▶ [What to do]:
List each line holding the string "images".

-- start of Provided records --

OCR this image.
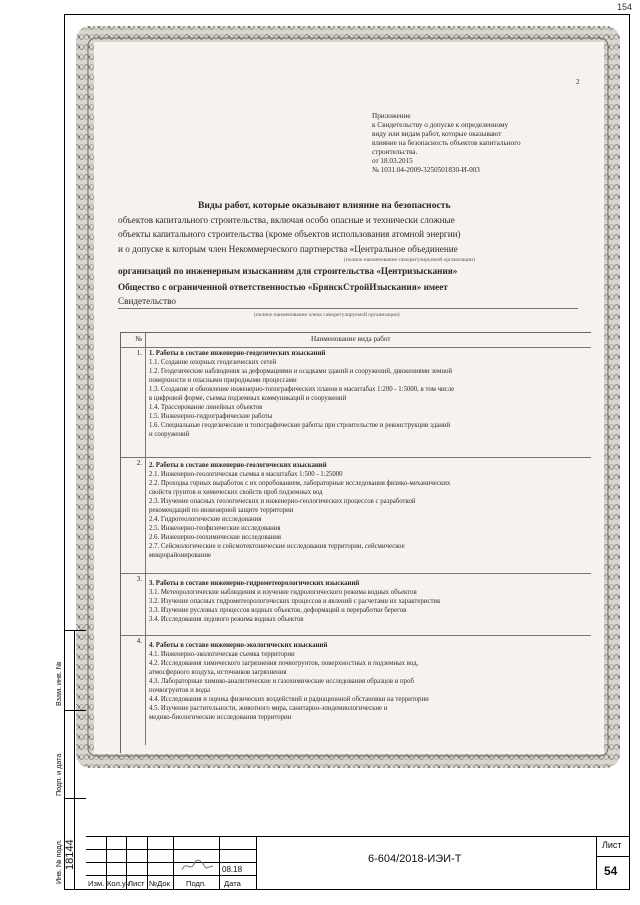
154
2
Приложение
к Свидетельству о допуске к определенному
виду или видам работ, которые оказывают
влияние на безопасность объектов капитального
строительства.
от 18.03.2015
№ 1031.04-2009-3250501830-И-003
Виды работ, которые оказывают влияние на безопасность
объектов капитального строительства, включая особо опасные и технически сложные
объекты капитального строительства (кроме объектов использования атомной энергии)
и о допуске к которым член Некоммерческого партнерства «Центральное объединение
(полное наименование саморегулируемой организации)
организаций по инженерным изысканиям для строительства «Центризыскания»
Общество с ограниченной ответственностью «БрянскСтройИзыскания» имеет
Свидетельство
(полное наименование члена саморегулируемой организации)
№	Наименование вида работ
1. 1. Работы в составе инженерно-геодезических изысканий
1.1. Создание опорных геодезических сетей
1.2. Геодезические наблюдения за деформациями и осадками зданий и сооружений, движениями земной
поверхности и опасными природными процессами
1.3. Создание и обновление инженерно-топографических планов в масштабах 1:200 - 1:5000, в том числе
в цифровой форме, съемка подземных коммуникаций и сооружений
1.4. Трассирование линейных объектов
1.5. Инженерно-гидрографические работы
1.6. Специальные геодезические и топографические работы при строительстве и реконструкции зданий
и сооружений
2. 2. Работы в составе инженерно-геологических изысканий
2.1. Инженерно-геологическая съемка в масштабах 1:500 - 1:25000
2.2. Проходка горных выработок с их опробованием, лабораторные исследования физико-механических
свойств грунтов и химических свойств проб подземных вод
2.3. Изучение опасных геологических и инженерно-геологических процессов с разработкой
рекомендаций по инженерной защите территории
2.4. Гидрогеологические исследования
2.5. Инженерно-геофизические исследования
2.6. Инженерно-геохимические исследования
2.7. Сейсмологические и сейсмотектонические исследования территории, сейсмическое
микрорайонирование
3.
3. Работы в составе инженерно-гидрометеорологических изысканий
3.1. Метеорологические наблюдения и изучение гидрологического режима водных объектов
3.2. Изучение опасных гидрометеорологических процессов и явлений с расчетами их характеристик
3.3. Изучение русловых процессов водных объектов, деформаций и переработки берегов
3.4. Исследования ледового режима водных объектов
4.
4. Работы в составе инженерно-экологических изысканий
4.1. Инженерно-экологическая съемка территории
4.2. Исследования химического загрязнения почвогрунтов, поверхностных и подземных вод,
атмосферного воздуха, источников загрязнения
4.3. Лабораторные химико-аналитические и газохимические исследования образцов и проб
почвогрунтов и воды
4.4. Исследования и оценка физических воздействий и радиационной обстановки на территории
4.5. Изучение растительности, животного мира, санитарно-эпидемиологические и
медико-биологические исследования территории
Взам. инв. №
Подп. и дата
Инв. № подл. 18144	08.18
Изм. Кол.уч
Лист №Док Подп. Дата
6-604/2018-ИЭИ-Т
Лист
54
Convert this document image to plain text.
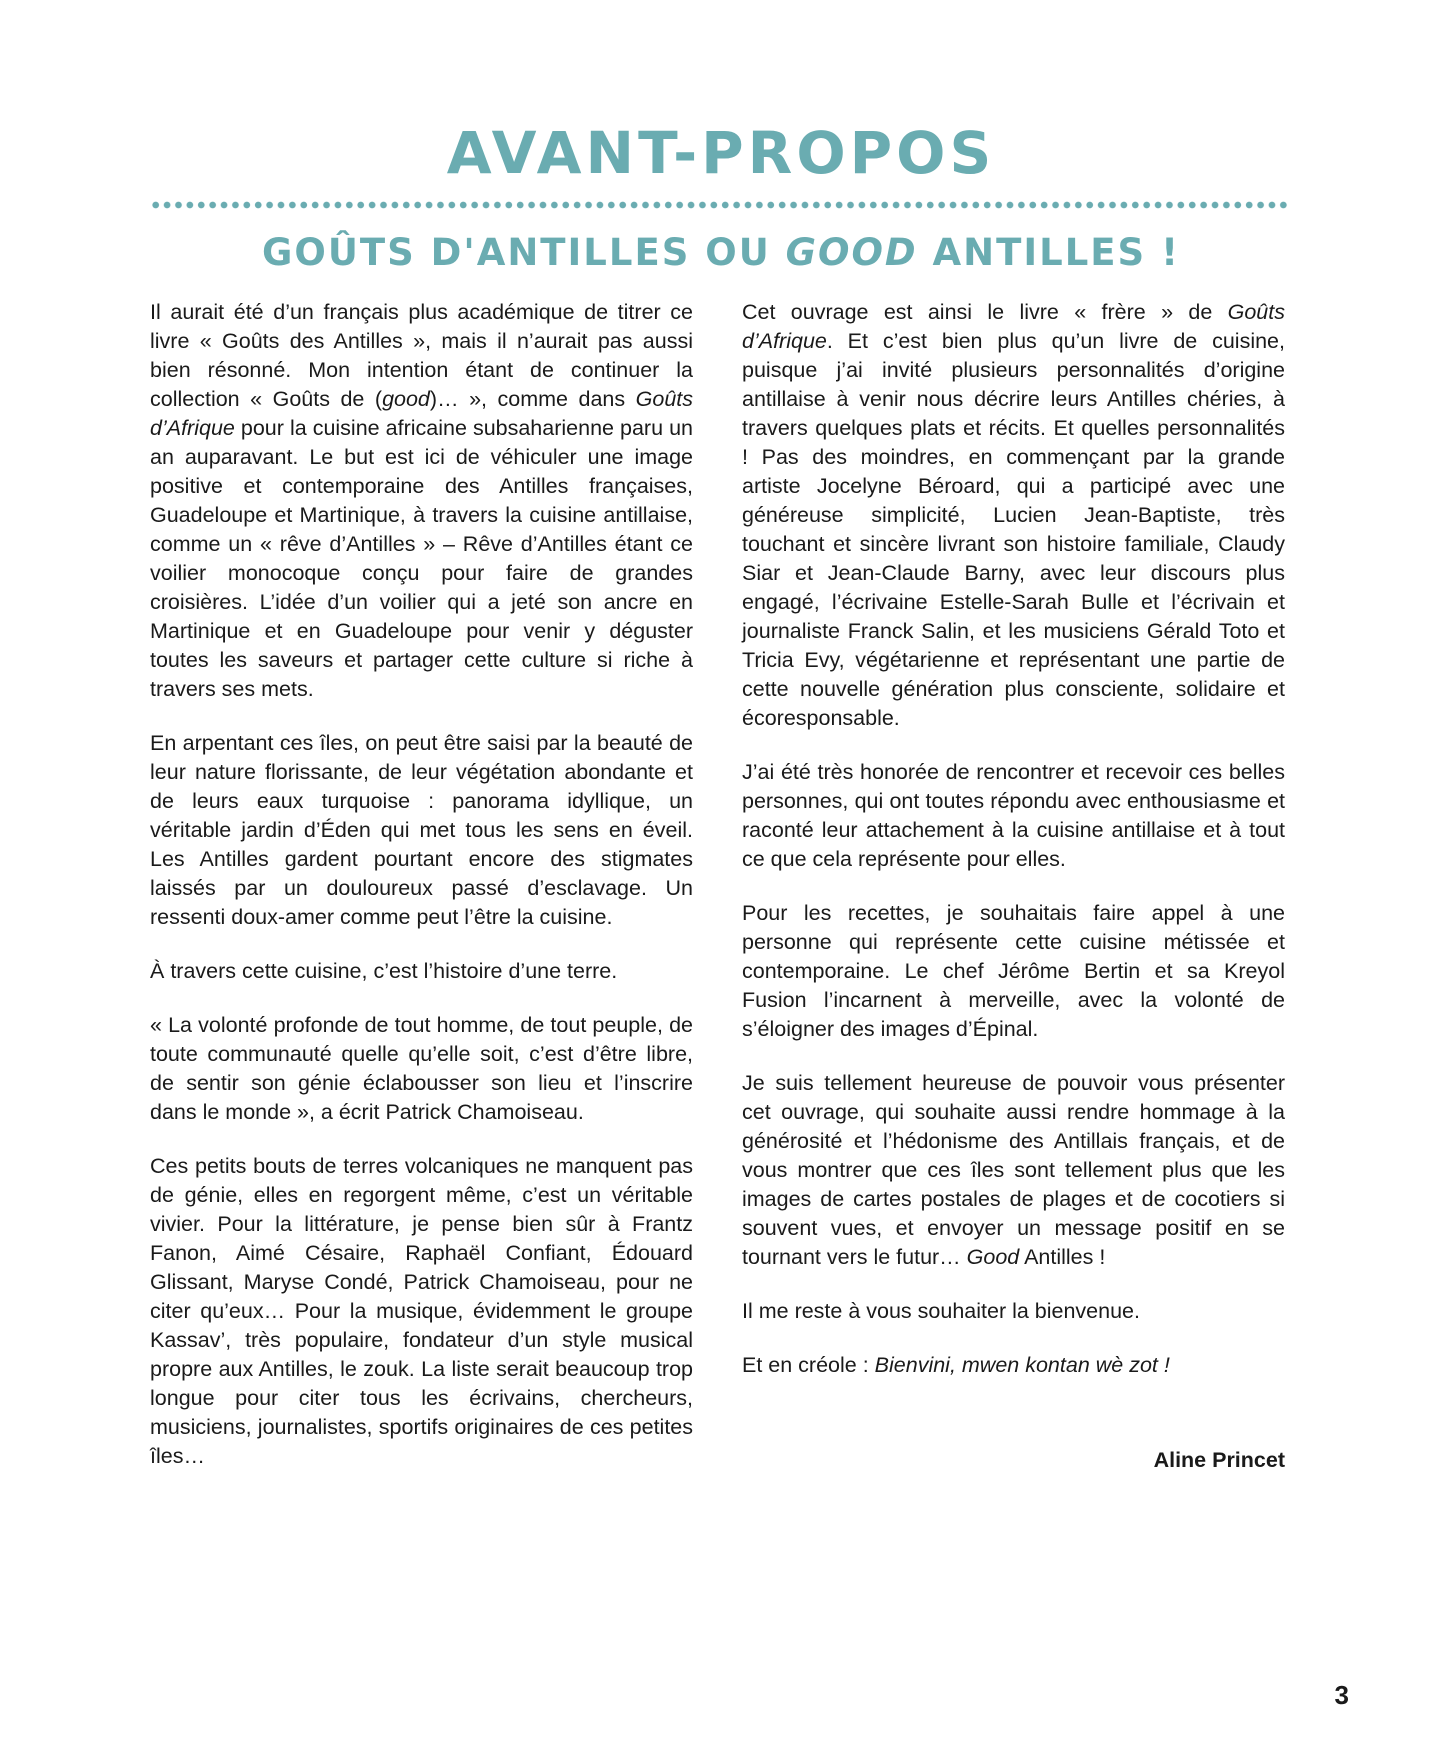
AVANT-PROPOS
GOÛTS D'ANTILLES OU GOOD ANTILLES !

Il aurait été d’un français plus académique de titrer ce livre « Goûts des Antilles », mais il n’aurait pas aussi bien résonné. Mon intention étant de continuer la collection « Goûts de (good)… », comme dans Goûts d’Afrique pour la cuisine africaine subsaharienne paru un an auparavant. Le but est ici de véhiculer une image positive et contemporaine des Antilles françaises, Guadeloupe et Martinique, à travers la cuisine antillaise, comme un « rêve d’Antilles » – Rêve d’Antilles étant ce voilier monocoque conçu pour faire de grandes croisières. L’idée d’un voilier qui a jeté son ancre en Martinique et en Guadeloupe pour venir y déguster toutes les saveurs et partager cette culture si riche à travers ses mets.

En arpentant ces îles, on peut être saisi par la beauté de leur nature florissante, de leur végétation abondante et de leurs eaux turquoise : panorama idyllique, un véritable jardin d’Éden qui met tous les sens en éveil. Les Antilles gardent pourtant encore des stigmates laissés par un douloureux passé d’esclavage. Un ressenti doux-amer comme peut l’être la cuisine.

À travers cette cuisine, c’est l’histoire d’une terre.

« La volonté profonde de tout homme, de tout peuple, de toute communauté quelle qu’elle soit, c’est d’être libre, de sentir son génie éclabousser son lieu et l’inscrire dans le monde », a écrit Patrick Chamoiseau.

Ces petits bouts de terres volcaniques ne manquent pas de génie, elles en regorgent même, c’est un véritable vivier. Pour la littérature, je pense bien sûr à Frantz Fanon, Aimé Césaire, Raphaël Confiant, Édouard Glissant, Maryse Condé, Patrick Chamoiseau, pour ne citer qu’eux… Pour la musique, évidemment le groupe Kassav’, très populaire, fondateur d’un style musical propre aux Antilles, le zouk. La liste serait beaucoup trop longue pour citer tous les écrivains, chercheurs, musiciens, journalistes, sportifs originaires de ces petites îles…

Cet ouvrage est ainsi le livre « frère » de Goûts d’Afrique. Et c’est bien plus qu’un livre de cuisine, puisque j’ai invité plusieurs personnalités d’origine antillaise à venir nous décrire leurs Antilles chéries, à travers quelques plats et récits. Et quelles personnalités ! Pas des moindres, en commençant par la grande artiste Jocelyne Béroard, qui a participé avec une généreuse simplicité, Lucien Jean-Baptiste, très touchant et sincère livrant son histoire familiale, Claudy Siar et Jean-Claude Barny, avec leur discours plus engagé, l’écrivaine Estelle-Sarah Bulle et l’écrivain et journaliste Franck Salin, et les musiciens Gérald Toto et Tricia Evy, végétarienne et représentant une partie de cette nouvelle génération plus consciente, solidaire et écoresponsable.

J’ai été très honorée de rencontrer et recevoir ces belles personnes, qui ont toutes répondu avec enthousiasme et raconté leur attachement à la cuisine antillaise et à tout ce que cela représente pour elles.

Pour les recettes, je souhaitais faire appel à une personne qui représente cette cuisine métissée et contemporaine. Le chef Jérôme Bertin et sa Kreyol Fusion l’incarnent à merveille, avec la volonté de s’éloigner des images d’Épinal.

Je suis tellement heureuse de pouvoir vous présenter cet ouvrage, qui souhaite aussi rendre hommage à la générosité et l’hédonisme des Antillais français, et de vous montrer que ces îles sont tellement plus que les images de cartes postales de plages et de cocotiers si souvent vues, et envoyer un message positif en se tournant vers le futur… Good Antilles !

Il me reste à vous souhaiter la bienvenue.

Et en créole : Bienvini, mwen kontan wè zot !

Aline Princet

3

-- end of Provided records --

▶ [Response for this exercise]:
Pour les recettes, je souhaitais faire appel à une personne qui représente cette cuisine métissée et contemporaine. Le chef Jérôme Bertin et sa Kreyol Fusion l’incarnent à merveille, avec la volonté de s’éloigner des images d’Épinal.
Je suis tellement heureuse de pouvoir vous présenter cet ouvrage, qui souhaite aussi rendre hommage à la générosité et l’hédonisme des Antillais français, et de vous montrer que ces îles sont tellement plus que les images de cartes postales de plages et de cocotiers si souvent vues, et envoyer un message positif en se tournant vers le futur… Good Antilles !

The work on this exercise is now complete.